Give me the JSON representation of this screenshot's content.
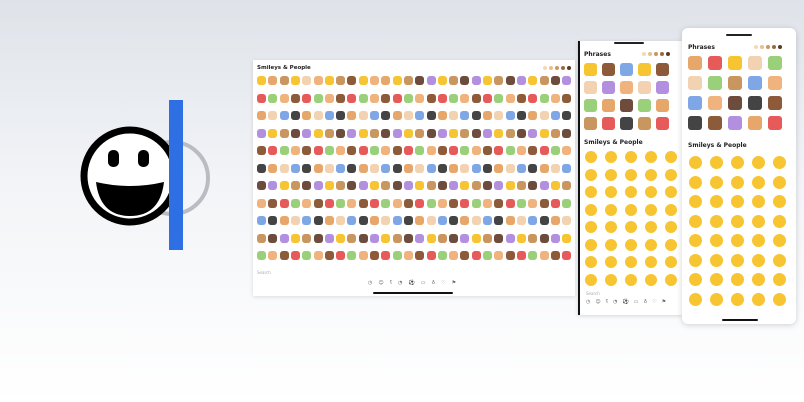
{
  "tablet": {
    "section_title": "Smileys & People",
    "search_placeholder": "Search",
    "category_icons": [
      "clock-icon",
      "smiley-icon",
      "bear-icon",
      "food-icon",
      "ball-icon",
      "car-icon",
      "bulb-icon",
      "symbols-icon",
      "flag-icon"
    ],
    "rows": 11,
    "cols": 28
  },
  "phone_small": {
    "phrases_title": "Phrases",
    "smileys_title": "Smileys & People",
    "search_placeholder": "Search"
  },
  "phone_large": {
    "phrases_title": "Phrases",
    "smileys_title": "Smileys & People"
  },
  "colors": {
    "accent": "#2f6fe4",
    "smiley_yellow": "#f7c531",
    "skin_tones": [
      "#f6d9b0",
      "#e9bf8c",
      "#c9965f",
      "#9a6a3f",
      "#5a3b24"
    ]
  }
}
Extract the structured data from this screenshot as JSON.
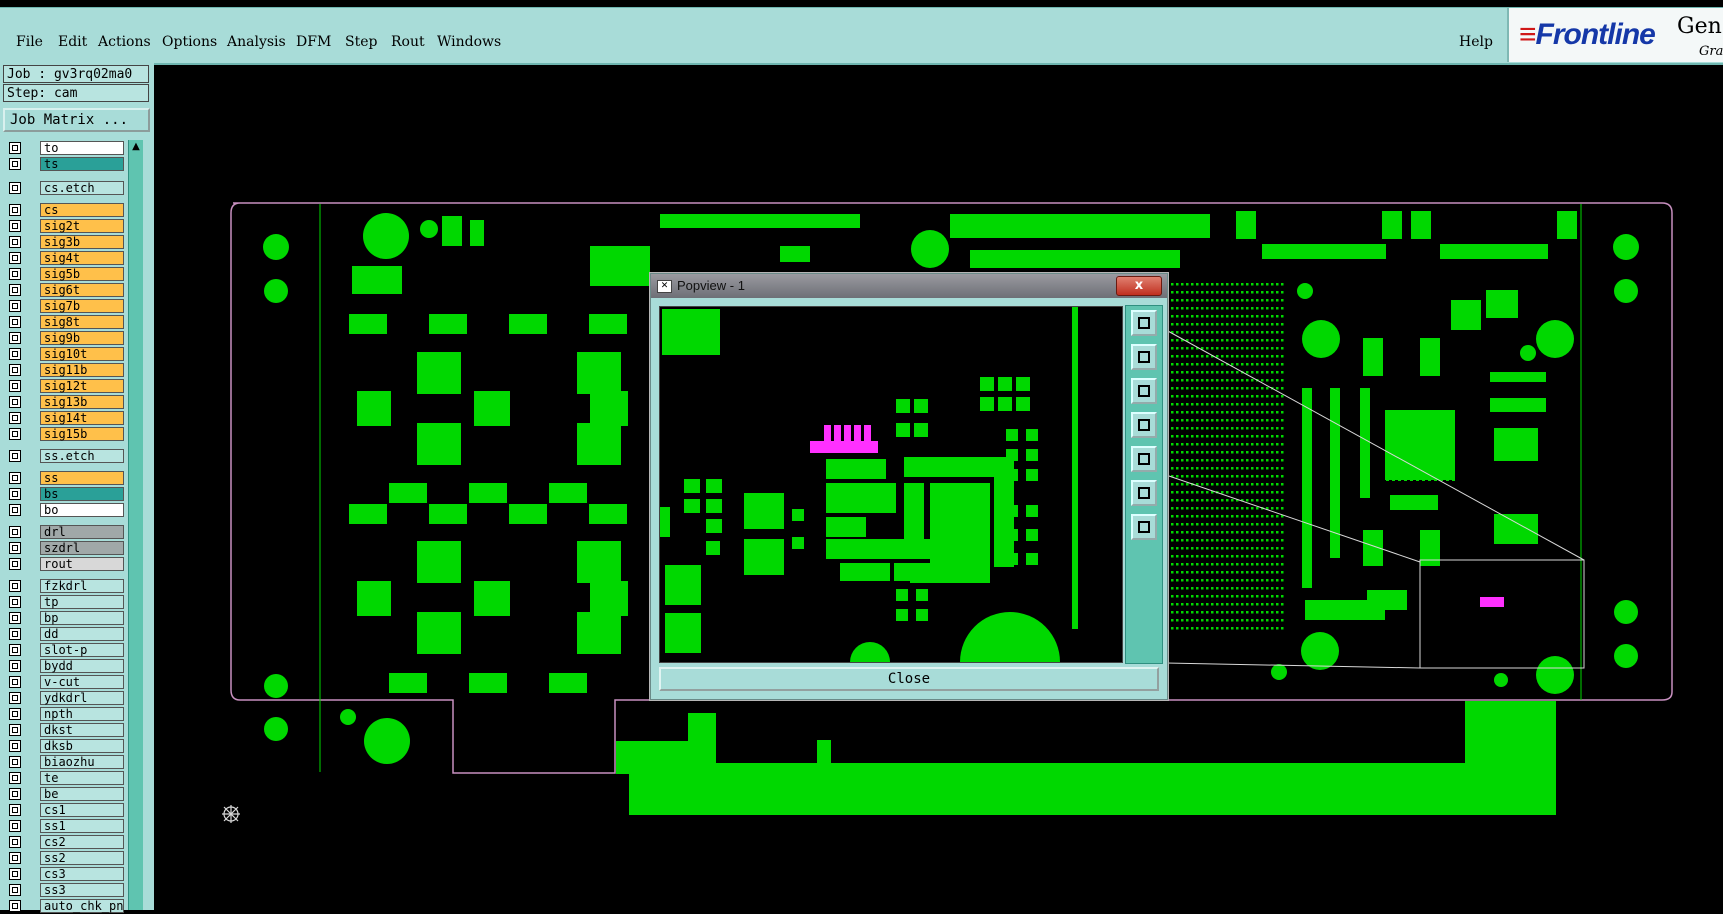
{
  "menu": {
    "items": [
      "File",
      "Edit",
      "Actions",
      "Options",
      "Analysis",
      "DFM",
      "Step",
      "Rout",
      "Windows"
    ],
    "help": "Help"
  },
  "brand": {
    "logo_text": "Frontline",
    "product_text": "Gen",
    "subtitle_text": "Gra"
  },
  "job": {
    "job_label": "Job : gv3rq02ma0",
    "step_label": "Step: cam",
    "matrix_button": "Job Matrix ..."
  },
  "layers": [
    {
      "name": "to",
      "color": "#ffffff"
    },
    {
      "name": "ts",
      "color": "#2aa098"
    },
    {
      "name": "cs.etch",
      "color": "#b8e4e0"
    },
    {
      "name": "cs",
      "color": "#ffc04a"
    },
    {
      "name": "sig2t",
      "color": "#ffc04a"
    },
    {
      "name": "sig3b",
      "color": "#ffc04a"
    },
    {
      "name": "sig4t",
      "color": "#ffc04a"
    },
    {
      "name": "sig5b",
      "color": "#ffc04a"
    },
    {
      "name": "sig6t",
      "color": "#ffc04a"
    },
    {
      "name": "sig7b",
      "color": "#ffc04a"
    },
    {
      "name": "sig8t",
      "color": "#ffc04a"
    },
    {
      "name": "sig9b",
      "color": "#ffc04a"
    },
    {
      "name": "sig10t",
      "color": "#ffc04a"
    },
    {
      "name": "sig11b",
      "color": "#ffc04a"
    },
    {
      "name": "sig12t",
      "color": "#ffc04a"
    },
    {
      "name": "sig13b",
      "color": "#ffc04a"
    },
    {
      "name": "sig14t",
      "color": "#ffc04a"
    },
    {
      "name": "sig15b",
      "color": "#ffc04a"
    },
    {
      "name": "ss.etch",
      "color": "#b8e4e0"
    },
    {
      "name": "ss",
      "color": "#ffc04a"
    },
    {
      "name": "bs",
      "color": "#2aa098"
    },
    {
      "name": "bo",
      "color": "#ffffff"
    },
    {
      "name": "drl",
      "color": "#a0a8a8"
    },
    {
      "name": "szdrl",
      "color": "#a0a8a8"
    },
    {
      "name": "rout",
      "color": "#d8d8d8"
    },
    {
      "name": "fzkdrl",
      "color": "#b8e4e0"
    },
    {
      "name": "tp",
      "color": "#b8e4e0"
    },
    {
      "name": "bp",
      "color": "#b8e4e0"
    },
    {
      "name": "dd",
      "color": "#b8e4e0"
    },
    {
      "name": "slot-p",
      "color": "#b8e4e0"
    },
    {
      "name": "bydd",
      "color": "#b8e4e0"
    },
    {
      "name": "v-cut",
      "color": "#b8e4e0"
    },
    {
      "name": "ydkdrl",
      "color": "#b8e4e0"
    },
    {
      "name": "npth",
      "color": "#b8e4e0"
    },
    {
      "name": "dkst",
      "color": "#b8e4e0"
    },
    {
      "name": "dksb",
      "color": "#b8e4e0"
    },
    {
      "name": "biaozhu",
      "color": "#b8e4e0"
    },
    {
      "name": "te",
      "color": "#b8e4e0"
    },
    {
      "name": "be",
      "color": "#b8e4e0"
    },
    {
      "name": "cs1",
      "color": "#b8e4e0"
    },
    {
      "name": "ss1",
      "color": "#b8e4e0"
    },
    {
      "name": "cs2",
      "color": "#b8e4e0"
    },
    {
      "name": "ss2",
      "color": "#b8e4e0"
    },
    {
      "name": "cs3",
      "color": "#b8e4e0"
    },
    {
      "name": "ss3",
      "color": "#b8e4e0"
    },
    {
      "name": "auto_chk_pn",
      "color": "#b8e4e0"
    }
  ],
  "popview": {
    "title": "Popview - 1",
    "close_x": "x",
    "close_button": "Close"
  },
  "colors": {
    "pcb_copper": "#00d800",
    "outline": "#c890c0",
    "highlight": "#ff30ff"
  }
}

* _EXERCISE DIRECTIONS_
Copy the records word for word, leaving no picture in the copy.

* _TASK RESPONSE_
Give me the JSON representation of this screenshot's content.
{
  "tablet": {
    "section_title": "Smileys & People",
    "search_placeholder": "Search",
    "category_icons": [
      "clock-icon",
      "smiley-icon",
      "bear-icon",
      "food-icon",
      "ball-icon",
      "car-icon",
      "bulb-icon",
      "symbols-icon",
      "flag-icon"
    ],
    "rows": 11,
    "cols": 28
  },
  "phone_small": {
    "phrases_title": "Phrases",
    "smileys_title": "Smileys & People",
    "search_placeholder": "Search"
  },
  "phone_large": {
    "phrases_title": "Phrases",
    "smileys_title": "Smileys & People"
  },
  "colors": {
    "accent": "#2f6fe4",
    "smiley_yellow": "#f7c531",
    "skin_tones": [
      "#f6d9b0",
      "#e9bf8c",
      "#c9965f",
      "#9a6a3f",
      "#5a3b24"
    ]
  }
}
Extract the structured data from this screenshot as JSON.
{
  "menu": {
    "items": [
      "File",
      "Edit",
      "Actions",
      "Options",
      "Analysis",
      "DFM",
      "Step",
      "Rout",
      "Windows"
    ],
    "help": "Help"
  },
  "brand": {
    "logo_text": "Frontline",
    "product_text": "Gen",
    "subtitle_text": "Gra"
  },
  "job": {
    "job_label": "Job : gv3rq02ma0",
    "step_label": "Step: cam",
    "matrix_button": "Job Matrix ..."
  },
  "layers": [
    {
      "name": "to",
      "color": "#ffffff"
    },
    {
      "name": "ts",
      "color": "#2aa098"
    },
    {
      "name": "cs.etch",
      "color": "#b8e4e0"
    },
    {
      "name": "cs",
      "color": "#ffc04a"
    },
    {
      "name": "sig2t",
      "color": "#ffc04a"
    },
    {
      "name": "sig3b",
      "color": "#ffc04a"
    },
    {
      "name": "sig4t",
      "color": "#ffc04a"
    },
    {
      "name": "sig5b",
      "color": "#ffc04a"
    },
    {
      "name": "sig6t",
      "color": "#ffc04a"
    },
    {
      "name": "sig7b",
      "color": "#ffc04a"
    },
    {
      "name": "sig8t",
      "color": "#ffc04a"
    },
    {
      "name": "sig9b",
      "color": "#ffc04a"
    },
    {
      "name": "sig10t",
      "color": "#ffc04a"
    },
    {
      "name": "sig11b",
      "color": "#ffc04a"
    },
    {
      "name": "sig12t",
      "color": "#ffc04a"
    },
    {
      "name": "sig13b",
      "color": "#ffc04a"
    },
    {
      "name": "sig14t",
      "color": "#ffc04a"
    },
    {
      "name": "sig15b",
      "color": "#ffc04a"
    },
    {
      "name": "ss.etch",
      "color": "#b8e4e0"
    },
    {
      "name": "ss",
      "color": "#ffc04a"
    },
    {
      "name": "bs",
      "color": "#2aa098"
    },
    {
      "name": "bo",
      "color": "#ffffff"
    },
    {
      "name": "drl",
      "color": "#a0a8a8"
    },
    {
      "name": "szdrl",
      "color": "#a0a8a8"
    },
    {
      "name": "rout",
      "color": "#d8d8d8"
    },
    {
      "name": "fzkdrl",
      "color": "#b8e4e0"
    },
    {
      "name": "tp",
      "color": "#b8e4e0"
    },
    {
      "name": "bp",
      "color": "#b8e4e0"
    },
    {
      "name": "dd",
      "color": "#b8e4e0"
    },
    {
      "name": "slot-p",
      "color": "#b8e4e0"
    },
    {
      "name": "bydd",
      "color": "#b8e4e0"
    },
    {
      "name": "v-cut",
      "color": "#b8e4e0"
    },
    {
      "name": "ydkdrl",
      "color": "#b8e4e0"
    },
    {
      "name": "npth",
      "color": "#b8e4e0"
    },
    {
      "name": "dkst",
      "color": "#b8e4e0"
    },
    {
      "name": "dksb",
      "color": "#b8e4e0"
    },
    {
      "name": "biaozhu",
      "color": "#b8e4e0"
    },
    {
      "name": "te",
      "color": "#b8e4e0"
    },
    {
      "name": "be",
      "color": "#b8e4e0"
    },
    {
      "name": "cs1",
      "color": "#b8e4e0"
    },
    {
      "name": "ss1",
      "color": "#b8e4e0"
    },
    {
      "name": "cs2",
      "color": "#b8e4e0"
    },
    {
      "name": "ss2",
      "color": "#b8e4e0"
    },
    {
      "name": "cs3",
      "color": "#b8e4e0"
    },
    {
      "name": "ss3",
      "color": "#b8e4e0"
    },
    {
      "name": "auto_chk_pn",
      "color": "#b8e4e0"
    }
  ],
  "popview": {
    "title": "Popview - 1",
    "close_x": "x",
    "close_button": "Close"
  },
  "colors": {
    "pcb_copper": "#00d800",
    "outline": "#c890c0",
    "highlight": "#ff30ff"
  }
}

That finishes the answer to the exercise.